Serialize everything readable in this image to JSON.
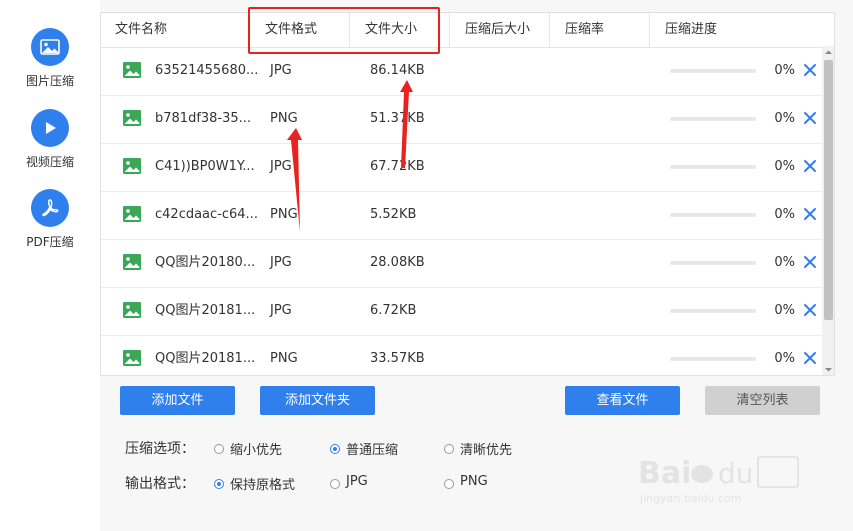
{
  "sidebar": {
    "items": [
      {
        "label": "图片压缩",
        "icon": "image-icon"
      },
      {
        "label": "视频压缩",
        "icon": "play-icon"
      },
      {
        "label": "PDF压缩",
        "icon": "pdf-icon"
      }
    ]
  },
  "table": {
    "headers": {
      "name": "文件名称",
      "format": "文件格式",
      "size": "文件大小",
      "compressed_size": "压缩后大小",
      "ratio": "压缩率",
      "progress": "压缩进度"
    },
    "rows": [
      {
        "name": "63521455680...",
        "format": "JPG",
        "size": "86.14KB",
        "progress": 0,
        "pct": "0%"
      },
      {
        "name": "b781df38-35...",
        "format": "PNG",
        "size": "51.37KB",
        "progress": 0,
        "pct": "0%"
      },
      {
        "name": "C41))BP0W1Y...",
        "format": "JPG",
        "size": "67.72KB",
        "progress": 0,
        "pct": "0%"
      },
      {
        "name": "c42cdaac-c64...",
        "format": "PNG",
        "size": "5.52KB",
        "progress": 0,
        "pct": "0%"
      },
      {
        "name": "QQ图片20180...",
        "format": "JPG",
        "size": "28.08KB",
        "progress": 0,
        "pct": "0%"
      },
      {
        "name": "QQ图片20181...",
        "format": "JPG",
        "size": "6.72KB",
        "progress": 0,
        "pct": "0%"
      },
      {
        "name": "QQ图片20181...",
        "format": "PNG",
        "size": "33.57KB",
        "progress": 0,
        "pct": "0%"
      }
    ]
  },
  "buttons": {
    "add_file": "添加文件",
    "add_folder": "添加文件夹",
    "view_files": "查看文件",
    "clear_list": "清空列表"
  },
  "options": {
    "compress_label": "压缩选项：",
    "compress_choices": [
      "缩小优先",
      "普通压缩",
      "清晰优先"
    ],
    "compress_selected": "普通压缩",
    "format_label": "输出格式：",
    "format_choices": [
      "保持原格式",
      "JPG",
      "PNG"
    ],
    "format_selected": "保持原格式"
  },
  "colors": {
    "accent": "#2f80ed",
    "highlight": "#e8231f",
    "file_icon": "#3aa757"
  }
}
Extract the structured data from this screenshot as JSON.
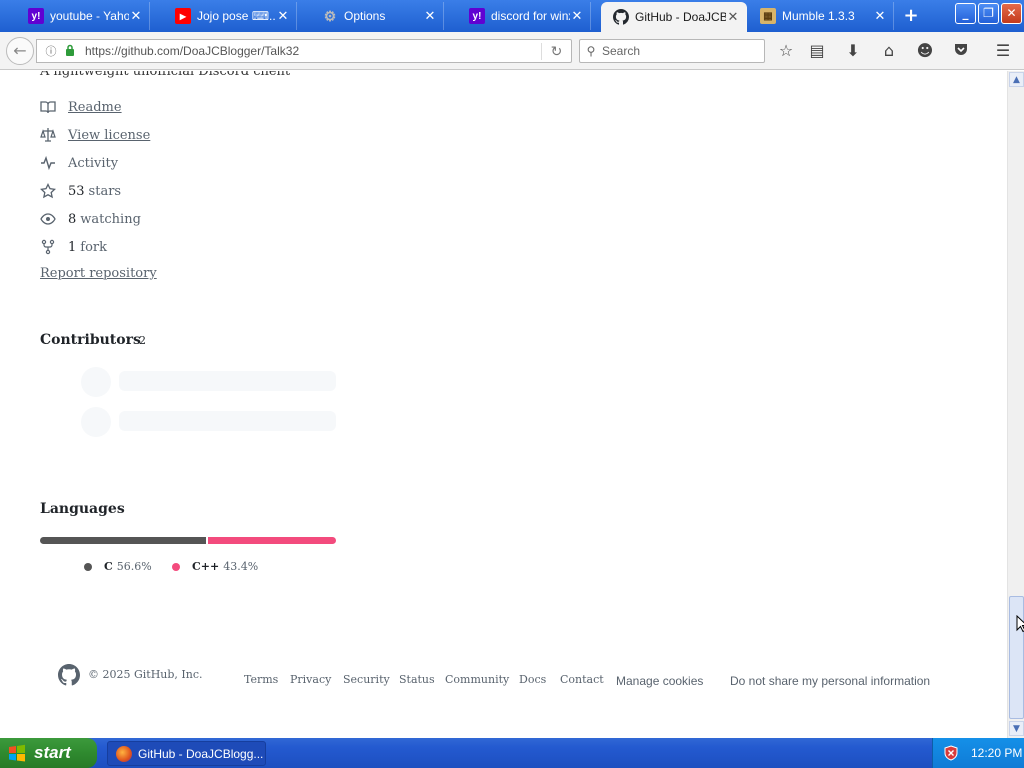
{
  "browser": {
    "tabs": [
      {
        "label": "youtube - Yaho...",
        "icon": "yahoo-icon",
        "active": false
      },
      {
        "label": "Jojo pose ⌨...",
        "icon": "youtube-icon",
        "active": false
      },
      {
        "label": "Options",
        "icon": "gear-icon",
        "active": false
      },
      {
        "label": "discord for winx...",
        "icon": "yahoo-icon",
        "active": false
      },
      {
        "label": "GitHub - DoaJCB...",
        "icon": "github-icon",
        "active": true
      },
      {
        "label": "Mumble 1.3.3",
        "icon": "mumble-icon",
        "active": false
      }
    ],
    "url": "https://github.com/DoaJCBlogger/Talk32",
    "search_placeholder": "Search"
  },
  "repo": {
    "description": "A lightweight unofficial Discord client",
    "meta": [
      {
        "icon": "book-icon",
        "label": "Readme",
        "link": true
      },
      {
        "icon": "law-icon",
        "label": "View license",
        "link": true
      },
      {
        "icon": "pulse-icon",
        "label": "Activity",
        "link": false
      },
      {
        "icon": "star-icon",
        "count": "53",
        "label": "stars",
        "link": false
      },
      {
        "icon": "eye-icon",
        "count": "8",
        "label": "watching",
        "link": false
      },
      {
        "icon": "fork-icon",
        "count": "1",
        "label": "fork",
        "link": false
      }
    ],
    "report": "Report repository",
    "contributors_title": "Contributors",
    "contributors_count": "2",
    "languages_title": "Languages",
    "languages": [
      {
        "name": "C",
        "percent_label": "56.6%",
        "share": 56.6,
        "color": "#555555"
      },
      {
        "name": "C++",
        "percent_label": "43.4%",
        "share": 43.4,
        "color": "#f34b7d"
      }
    ]
  },
  "footer": {
    "copyright": "© 2025 GitHub, Inc.",
    "links": [
      "Terms",
      "Privacy",
      "Security",
      "Status",
      "Community",
      "Docs",
      "Contact"
    ],
    "manage_cookies": "Manage cookies",
    "do_not_share": "Do not share my personal information"
  },
  "taskbar": {
    "start_label": "start",
    "task_label": "GitHub - DoaJCBlogg...",
    "clock": "12:20 PM"
  }
}
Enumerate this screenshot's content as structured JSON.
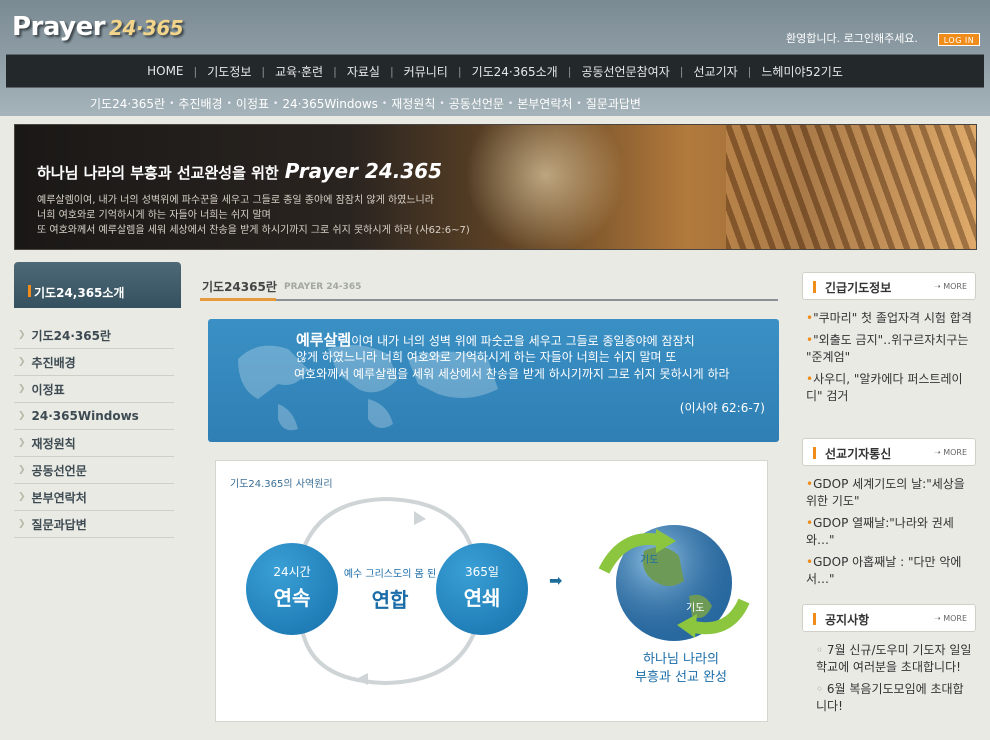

════════════════════

## [Exercise brief]
Give the entries again word for word, but skip the pictures.

## [Expected answer]
Serialize everything readable in this image to JSON.
{
  "sidebar": {
    "items": [
      {
        "label": "图片压缩",
        "icon": "image-icon"
      },
      {
        "label": "视频压缩",
        "icon": "play-icon"
      },
      {
        "label": "PDF压缩",
        "icon": "pdf-icon"
      }
    ]
  },
  "table": {
    "headers": {
      "name": "文件名称",
      "format": "文件格式",
      "size": "文件大小",
      "compressed_size": "压缩后大小",
      "ratio": "压缩率",
      "progress": "压缩进度"
    },
    "rows": [
      {
        "name": "63521455680...",
        "format": "JPG",
        "size": "86.14KB",
        "progress": 0,
        "pct": "0%"
      },
      {
        "name": "b781df38-35...",
        "format": "PNG",
        "size": "51.37KB",
        "progress": 0,
        "pct": "0%"
      },
      {
        "name": "C41))BP0W1Y...",
        "format": "JPG",
        "size": "67.72KB",
        "progress": 0,
        "pct": "0%"
      },
      {
        "name": "c42cdaac-c64...",
        "format": "PNG",
        "size": "5.52KB",
        "progress": 0,
        "pct": "0%"
      },
      {
        "name": "QQ图片20180...",
        "format": "JPG",
        "size": "28.08KB",
        "progress": 0,
        "pct": "0%"
      },
      {
        "name": "QQ图片20181...",
        "format": "JPG",
        "size": "6.72KB",
        "progress": 0,
        "pct": "0%"
      },
      {
        "name": "QQ图片20181...",
        "format": "PNG",
        "size": "33.57KB",
        "progress": 0,
        "pct": "0%"
      }
    ]
  },
  "buttons": {
    "add_file": "添加文件",
    "add_folder": "添加文件夹",
    "view_files": "查看文件",
    "clear_list": "清空列表"
  },
  "options": {
    "compress_label": "压缩选项：",
    "compress_choices": [
      "缩小优先",
      "普通压缩",
      "清晰优先"
    ],
    "compress_selected": "普通压缩",
    "format_label": "输出格式：",
    "format_choices": [
      "保持原格式",
      "JPG",
      "PNG"
    ],
    "format_selected": "保持原格式"
  },
  "colors": {
    "accent": "#2f80ed",
    "highlight": "#e8231f",
    "file_icon": "#3aa757"
  }
}
Extract the structured data from this screenshot as JSON.
{
  "browser": {
    "tabs": [
      {
        "label": "youtube - Yaho...",
        "icon": "yahoo-icon",
        "active": false
      },
      {
        "label": "Jojo pose ⌨...",
        "icon": "youtube-icon",
        "active": false
      },
      {
        "label": "Options",
        "icon": "gear-icon",
        "active": false
      },
      {
        "label": "discord for winx...",
        "icon": "yahoo-icon",
        "active": false
      },
      {
        "label": "GitHub - DoaJCB...",
        "icon": "github-icon",
        "active": true
      },
      {
        "label": "Mumble 1.3.3",
        "icon": "mumble-icon",
        "active": false
      }
    ],
    "url": "https://github.com/DoaJCBlogger/Talk32",
    "search_placeholder": "Search"
  },
  "repo": {
    "description": "A lightweight unofficial Discord client",
    "meta": [
      {
        "icon": "book-icon",
        "label": "Readme",
        "link": true
      },
      {
        "icon": "law-icon",
        "label": "View license",
        "link": true
      },
      {
        "icon": "pulse-icon",
        "label": "Activity",
        "link": false
      },
      {
        "icon": "star-icon",
        "count": "53",
        "label": "stars",
        "link": false
      },
      {
        "icon": "eye-icon",
        "count": "8",
        "label": "watching",
        "link": false
      },
      {
        "icon": "fork-icon",
        "count": "1",
        "label": "fork",
        "link": false
      }
    ],
    "report": "Report repository",
    "contributors_title": "Contributors",
    "contributors_count": "2",
    "languages_title": "Languages",
    "languages": [
      {
        "name": "C",
        "percent_label": "56.6%",
        "share": 56.6,
        "color": "#555555"
      },
      {
        "name": "C++",
        "percent_label": "43.4%",
        "share": 43.4,
        "color": "#f34b7d"
      }
    ]
  },
  "footer": {
    "copyright": "© 2025 GitHub, Inc.",
    "links": [
      "Terms",
      "Privacy",
      "Security",
      "Status",
      "Community",
      "Docs",
      "Contact"
    ],
    "manage_cookies": "Manage cookies",
    "do_not_share": "Do not share my personal information"
  },
  "taskbar": {
    "start_label": "start",
    "task_label": "GitHub - DoaJCBlogg...",
    "clock": "12:20 PM"
  }
}
Enumerate this screenshot's content as structured JSON.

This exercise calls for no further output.